WHAT YOU ARE ASKED TO DO: Of the lines in the listing, how many include the string "nous"? Write the number and nothing else.

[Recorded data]
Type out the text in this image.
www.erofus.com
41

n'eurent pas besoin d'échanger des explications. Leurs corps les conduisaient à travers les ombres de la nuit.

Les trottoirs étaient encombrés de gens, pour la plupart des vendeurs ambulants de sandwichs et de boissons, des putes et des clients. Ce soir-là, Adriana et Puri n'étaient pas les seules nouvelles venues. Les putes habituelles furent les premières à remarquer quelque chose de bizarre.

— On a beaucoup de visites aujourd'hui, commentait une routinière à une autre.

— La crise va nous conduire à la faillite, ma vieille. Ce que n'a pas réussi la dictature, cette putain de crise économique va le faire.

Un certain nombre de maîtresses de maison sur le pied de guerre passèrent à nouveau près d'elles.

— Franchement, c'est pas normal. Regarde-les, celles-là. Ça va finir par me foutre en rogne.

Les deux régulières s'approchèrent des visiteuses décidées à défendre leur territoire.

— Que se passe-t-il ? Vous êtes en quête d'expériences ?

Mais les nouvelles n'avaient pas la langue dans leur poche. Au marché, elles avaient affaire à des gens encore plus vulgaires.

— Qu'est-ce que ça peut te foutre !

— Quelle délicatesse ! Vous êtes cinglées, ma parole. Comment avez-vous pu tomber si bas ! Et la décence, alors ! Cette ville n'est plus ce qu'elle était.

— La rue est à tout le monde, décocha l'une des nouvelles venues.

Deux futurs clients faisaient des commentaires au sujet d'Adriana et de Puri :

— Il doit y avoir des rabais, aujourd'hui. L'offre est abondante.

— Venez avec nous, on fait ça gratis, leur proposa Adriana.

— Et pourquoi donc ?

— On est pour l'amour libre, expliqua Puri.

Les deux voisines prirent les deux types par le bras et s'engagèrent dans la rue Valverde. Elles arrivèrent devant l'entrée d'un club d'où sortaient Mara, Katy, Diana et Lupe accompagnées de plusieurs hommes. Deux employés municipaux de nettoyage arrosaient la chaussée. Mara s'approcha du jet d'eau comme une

WRITTEN REPLY: 2